__WHAT IS BEING ASKED__
Using the listing below, please gather every line containing the word "Bugünkü".

__DATA SHOWN__
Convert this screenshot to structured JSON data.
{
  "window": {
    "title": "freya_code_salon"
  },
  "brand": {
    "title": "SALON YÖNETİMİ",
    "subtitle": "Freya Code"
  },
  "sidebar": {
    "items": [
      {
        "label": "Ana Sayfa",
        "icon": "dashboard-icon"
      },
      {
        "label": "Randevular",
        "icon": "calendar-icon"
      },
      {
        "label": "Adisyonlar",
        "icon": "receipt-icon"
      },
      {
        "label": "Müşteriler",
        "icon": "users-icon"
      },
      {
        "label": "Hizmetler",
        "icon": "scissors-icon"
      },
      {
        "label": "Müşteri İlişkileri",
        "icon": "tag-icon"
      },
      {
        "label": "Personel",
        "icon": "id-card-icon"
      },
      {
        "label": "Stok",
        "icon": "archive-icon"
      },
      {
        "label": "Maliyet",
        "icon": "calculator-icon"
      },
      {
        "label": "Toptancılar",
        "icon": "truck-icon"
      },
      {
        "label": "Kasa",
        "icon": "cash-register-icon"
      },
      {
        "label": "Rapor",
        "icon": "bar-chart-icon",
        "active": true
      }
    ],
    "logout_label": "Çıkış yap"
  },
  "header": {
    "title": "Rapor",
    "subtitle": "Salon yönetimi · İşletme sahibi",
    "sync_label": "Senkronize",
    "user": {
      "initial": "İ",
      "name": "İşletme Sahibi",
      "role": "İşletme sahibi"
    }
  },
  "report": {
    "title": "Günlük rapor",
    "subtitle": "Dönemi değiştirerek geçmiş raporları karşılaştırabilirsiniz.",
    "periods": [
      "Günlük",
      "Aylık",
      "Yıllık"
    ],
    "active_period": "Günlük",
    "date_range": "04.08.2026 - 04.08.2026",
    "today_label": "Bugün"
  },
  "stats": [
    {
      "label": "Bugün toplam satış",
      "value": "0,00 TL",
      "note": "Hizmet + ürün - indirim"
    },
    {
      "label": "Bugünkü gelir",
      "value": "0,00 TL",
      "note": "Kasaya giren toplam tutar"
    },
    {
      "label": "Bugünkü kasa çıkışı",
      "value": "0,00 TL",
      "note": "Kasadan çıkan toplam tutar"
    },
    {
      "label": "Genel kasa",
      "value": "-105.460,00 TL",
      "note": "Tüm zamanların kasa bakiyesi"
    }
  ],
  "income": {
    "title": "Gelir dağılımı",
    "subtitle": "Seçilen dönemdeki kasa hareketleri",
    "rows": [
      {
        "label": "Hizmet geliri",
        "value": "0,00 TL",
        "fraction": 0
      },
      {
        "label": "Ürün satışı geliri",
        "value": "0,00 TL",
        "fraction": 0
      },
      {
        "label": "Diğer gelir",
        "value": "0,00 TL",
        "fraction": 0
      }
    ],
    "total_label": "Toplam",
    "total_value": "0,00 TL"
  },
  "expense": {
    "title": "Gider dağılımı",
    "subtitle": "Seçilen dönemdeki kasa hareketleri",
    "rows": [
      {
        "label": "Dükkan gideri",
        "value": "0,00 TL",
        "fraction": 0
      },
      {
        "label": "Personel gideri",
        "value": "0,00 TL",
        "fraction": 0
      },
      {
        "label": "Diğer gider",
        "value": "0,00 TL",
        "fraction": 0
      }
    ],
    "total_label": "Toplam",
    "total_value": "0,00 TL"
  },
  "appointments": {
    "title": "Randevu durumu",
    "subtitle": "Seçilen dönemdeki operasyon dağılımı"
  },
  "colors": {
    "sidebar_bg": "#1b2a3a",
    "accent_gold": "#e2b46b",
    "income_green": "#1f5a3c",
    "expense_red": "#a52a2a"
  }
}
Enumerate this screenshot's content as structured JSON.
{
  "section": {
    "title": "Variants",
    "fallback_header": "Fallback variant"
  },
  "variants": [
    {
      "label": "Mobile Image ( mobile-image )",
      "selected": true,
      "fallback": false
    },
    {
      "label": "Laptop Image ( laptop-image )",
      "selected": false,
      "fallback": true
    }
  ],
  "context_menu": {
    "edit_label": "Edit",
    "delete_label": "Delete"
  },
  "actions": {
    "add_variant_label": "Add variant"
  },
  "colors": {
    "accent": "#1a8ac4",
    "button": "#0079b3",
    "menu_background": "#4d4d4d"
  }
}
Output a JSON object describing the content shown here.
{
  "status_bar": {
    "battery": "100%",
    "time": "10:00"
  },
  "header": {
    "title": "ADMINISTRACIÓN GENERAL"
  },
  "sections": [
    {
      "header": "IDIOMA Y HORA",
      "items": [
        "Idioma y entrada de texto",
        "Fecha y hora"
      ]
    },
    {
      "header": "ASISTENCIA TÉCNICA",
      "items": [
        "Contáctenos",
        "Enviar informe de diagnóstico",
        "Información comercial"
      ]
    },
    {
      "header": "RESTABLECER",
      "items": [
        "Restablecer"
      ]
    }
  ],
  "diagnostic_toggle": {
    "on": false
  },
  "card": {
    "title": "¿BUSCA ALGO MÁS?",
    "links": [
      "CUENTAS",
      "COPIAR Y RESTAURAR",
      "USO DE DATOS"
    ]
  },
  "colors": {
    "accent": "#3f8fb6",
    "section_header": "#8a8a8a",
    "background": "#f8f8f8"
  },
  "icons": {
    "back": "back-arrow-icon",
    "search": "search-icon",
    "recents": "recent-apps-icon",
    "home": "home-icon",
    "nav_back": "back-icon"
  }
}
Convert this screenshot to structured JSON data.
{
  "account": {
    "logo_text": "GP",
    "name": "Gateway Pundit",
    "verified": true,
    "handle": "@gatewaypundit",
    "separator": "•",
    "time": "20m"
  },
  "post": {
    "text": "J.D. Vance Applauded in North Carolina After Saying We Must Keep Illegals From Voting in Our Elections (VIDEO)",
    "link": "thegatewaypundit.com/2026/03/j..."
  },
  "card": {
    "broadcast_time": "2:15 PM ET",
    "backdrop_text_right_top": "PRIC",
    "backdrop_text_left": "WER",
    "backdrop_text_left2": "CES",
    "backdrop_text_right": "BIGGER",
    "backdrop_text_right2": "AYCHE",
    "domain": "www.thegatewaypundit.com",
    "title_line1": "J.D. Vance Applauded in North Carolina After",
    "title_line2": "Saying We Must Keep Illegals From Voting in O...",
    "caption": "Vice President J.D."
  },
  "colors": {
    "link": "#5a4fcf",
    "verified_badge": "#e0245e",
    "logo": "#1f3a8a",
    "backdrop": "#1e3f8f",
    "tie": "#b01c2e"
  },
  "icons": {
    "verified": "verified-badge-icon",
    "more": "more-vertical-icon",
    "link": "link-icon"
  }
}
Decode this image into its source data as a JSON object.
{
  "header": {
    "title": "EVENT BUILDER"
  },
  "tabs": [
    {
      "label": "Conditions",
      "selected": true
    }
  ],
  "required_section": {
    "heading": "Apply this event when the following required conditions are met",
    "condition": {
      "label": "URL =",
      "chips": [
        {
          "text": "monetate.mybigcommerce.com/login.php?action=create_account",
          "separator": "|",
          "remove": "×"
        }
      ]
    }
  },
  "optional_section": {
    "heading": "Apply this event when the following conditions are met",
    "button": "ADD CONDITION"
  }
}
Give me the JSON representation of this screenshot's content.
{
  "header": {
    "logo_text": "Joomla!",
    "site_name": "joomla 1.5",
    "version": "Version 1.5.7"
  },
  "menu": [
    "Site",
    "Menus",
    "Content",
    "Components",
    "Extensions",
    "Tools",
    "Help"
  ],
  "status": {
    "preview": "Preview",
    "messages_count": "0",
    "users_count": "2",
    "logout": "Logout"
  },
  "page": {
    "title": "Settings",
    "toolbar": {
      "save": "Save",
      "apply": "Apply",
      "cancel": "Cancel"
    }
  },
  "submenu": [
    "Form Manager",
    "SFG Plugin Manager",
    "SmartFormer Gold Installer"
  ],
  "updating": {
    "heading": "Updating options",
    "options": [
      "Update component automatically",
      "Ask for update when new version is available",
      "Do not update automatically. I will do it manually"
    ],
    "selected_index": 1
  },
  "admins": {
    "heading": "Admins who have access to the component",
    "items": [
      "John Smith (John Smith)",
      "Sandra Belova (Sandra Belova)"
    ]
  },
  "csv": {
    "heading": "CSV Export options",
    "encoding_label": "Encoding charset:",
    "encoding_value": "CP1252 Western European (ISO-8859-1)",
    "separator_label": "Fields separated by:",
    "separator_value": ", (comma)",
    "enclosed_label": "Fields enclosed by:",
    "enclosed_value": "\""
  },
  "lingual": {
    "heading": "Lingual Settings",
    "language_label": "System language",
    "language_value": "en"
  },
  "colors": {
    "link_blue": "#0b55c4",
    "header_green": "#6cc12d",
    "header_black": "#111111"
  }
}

__COMPLETE OUTPUT__
      "label": "Bugünkü gelir",
      "label": "Bugünkü kasa çıkışı",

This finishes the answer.